> **PROBLEM STATEMENT**
Find the lines in these entries that include the word "darkness" and state how many there are, with no other words.

> **INPUT**
════════
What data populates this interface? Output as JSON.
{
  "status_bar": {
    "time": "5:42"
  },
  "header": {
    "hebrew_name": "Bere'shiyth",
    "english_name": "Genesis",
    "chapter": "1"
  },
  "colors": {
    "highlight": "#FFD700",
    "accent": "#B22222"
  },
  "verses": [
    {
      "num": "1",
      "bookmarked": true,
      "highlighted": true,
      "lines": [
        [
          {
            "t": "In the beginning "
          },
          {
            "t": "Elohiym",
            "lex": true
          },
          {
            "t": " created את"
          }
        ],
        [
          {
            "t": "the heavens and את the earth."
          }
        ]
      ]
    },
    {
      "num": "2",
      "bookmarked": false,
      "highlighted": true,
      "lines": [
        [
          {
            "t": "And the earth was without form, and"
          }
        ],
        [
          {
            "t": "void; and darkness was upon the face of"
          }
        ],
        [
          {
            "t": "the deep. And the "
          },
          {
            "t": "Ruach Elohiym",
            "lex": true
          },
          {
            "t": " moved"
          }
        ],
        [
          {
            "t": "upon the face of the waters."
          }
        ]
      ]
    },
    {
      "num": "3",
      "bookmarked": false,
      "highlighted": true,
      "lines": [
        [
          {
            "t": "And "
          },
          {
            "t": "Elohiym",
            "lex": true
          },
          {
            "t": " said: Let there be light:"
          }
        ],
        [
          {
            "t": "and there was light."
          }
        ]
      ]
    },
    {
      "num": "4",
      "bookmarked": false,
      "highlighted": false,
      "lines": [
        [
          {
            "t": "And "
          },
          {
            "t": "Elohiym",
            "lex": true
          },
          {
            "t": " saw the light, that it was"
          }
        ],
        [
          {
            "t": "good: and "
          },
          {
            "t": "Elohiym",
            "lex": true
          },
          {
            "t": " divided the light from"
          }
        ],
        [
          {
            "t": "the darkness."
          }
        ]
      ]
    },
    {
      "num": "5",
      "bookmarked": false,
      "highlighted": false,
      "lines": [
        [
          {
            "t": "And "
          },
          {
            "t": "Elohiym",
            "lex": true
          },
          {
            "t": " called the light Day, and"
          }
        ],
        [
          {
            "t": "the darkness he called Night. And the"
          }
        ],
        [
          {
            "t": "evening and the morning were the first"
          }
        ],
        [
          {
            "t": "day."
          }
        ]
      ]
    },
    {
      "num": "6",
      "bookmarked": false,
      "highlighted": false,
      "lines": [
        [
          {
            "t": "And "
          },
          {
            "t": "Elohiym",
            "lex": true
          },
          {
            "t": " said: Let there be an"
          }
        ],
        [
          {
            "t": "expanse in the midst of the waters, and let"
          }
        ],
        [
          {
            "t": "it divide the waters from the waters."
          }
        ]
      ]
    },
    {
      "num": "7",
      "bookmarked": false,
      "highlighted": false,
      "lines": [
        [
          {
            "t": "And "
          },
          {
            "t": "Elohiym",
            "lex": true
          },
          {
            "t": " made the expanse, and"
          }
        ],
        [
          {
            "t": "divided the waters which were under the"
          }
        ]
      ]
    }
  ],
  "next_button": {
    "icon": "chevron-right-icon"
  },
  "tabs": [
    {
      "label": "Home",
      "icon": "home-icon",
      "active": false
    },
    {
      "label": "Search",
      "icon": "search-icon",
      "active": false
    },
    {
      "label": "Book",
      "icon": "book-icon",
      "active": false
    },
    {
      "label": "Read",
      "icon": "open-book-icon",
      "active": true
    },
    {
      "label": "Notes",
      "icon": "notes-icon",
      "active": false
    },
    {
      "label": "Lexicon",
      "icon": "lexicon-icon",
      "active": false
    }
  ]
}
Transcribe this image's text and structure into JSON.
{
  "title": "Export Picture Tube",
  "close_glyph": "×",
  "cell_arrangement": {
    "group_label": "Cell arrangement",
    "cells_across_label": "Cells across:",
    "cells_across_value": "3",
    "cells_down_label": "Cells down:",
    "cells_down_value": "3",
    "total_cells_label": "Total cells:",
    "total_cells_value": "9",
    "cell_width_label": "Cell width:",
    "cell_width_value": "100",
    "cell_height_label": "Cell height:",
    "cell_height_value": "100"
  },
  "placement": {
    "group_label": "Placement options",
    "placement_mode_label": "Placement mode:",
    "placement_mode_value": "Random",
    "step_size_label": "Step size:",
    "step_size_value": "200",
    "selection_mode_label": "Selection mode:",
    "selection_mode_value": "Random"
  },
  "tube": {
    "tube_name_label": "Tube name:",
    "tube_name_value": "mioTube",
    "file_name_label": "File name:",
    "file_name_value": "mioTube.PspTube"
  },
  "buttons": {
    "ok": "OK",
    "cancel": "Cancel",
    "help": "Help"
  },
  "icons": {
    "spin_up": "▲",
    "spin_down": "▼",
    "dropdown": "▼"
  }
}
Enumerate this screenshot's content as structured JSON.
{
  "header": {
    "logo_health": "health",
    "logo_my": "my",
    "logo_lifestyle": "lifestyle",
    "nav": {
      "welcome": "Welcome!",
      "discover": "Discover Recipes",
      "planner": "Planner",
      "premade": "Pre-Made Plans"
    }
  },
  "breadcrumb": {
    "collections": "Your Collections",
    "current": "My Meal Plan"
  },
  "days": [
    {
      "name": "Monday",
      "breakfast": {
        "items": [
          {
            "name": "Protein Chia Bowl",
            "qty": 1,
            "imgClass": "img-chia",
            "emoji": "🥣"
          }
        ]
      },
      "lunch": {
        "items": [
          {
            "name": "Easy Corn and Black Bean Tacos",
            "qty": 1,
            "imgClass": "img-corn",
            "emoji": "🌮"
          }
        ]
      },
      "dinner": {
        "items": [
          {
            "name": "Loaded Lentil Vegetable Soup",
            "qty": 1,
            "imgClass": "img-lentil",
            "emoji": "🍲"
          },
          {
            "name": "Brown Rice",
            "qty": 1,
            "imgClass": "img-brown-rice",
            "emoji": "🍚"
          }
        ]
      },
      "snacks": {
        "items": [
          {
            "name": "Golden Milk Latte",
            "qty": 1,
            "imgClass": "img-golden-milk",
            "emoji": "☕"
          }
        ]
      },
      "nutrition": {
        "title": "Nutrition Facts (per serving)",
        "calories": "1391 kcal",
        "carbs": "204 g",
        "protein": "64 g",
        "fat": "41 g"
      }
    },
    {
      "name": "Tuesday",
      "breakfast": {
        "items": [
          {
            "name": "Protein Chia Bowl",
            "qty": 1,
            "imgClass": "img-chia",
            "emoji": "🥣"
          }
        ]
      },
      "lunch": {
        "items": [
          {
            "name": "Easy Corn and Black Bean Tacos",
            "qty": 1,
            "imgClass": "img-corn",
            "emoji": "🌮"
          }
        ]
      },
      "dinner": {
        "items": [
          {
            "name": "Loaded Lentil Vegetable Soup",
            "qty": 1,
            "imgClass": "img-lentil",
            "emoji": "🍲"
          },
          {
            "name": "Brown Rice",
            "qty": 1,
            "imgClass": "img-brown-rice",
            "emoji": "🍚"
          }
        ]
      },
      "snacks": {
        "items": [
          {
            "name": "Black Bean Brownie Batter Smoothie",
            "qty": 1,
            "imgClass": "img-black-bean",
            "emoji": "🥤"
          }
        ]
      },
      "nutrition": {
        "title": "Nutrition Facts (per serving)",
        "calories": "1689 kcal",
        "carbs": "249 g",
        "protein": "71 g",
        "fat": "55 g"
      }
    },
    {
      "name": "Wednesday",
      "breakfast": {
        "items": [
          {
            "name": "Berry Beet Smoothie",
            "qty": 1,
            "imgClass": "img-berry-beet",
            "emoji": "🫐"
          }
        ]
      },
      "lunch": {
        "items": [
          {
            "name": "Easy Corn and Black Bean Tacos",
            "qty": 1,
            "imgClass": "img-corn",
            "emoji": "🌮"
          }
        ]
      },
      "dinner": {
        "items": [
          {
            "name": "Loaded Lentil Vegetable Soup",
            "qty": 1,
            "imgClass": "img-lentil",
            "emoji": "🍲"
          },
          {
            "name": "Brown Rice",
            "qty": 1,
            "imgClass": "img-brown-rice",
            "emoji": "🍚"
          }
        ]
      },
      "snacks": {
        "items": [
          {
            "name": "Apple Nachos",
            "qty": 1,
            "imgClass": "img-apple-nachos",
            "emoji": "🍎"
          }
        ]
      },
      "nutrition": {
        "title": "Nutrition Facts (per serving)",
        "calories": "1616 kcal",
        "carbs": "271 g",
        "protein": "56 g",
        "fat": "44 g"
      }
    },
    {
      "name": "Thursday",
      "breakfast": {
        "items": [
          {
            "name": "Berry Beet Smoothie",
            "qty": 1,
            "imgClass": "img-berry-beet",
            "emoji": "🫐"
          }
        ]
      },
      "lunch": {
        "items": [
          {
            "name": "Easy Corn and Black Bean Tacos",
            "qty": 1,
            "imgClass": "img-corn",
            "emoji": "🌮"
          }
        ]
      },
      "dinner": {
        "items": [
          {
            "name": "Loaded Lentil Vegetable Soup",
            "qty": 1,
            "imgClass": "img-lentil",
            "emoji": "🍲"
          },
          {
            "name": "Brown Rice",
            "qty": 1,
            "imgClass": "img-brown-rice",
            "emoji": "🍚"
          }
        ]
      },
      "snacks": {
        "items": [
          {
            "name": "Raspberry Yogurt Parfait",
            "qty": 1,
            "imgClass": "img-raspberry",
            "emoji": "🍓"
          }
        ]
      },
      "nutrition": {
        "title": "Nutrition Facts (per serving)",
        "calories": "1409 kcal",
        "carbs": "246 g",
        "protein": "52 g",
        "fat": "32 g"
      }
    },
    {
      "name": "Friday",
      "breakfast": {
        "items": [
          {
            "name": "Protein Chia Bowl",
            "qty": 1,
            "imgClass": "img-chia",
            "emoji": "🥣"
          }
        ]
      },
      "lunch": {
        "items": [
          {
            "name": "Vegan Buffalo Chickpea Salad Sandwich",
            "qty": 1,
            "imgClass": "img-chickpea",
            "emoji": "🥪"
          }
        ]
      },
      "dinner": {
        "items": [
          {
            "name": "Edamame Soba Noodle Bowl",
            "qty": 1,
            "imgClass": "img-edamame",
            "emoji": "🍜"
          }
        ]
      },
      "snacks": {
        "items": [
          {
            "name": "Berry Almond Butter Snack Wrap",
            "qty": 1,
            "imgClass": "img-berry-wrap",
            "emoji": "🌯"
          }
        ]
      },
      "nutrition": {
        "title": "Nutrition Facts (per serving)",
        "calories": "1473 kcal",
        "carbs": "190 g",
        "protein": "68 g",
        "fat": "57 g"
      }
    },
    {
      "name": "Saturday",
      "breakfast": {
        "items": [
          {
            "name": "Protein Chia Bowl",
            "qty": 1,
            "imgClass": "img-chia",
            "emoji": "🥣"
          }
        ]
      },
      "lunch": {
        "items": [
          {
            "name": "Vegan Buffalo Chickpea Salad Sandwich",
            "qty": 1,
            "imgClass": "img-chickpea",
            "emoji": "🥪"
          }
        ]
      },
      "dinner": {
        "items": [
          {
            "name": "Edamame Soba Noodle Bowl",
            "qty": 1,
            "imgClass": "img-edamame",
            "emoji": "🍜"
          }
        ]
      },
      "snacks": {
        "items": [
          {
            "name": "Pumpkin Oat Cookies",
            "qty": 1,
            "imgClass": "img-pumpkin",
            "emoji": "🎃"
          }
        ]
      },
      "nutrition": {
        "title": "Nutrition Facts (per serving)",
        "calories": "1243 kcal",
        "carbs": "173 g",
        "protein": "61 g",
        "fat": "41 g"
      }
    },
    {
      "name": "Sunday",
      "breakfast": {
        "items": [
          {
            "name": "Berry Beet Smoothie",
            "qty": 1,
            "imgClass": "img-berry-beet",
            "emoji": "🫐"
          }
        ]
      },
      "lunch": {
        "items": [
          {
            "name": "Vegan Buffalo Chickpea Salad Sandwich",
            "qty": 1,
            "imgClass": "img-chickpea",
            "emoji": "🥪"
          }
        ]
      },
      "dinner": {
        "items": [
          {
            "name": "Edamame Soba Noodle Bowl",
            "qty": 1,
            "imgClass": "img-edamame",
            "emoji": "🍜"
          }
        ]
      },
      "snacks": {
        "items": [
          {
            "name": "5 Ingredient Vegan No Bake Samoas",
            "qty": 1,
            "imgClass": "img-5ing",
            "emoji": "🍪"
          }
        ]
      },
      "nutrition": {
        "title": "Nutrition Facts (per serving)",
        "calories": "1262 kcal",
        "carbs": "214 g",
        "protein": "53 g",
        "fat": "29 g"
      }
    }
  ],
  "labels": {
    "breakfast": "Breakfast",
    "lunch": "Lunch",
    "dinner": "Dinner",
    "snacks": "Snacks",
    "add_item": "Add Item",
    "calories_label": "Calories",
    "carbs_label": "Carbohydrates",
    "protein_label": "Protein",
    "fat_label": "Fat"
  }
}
════════
> **RESULT**
3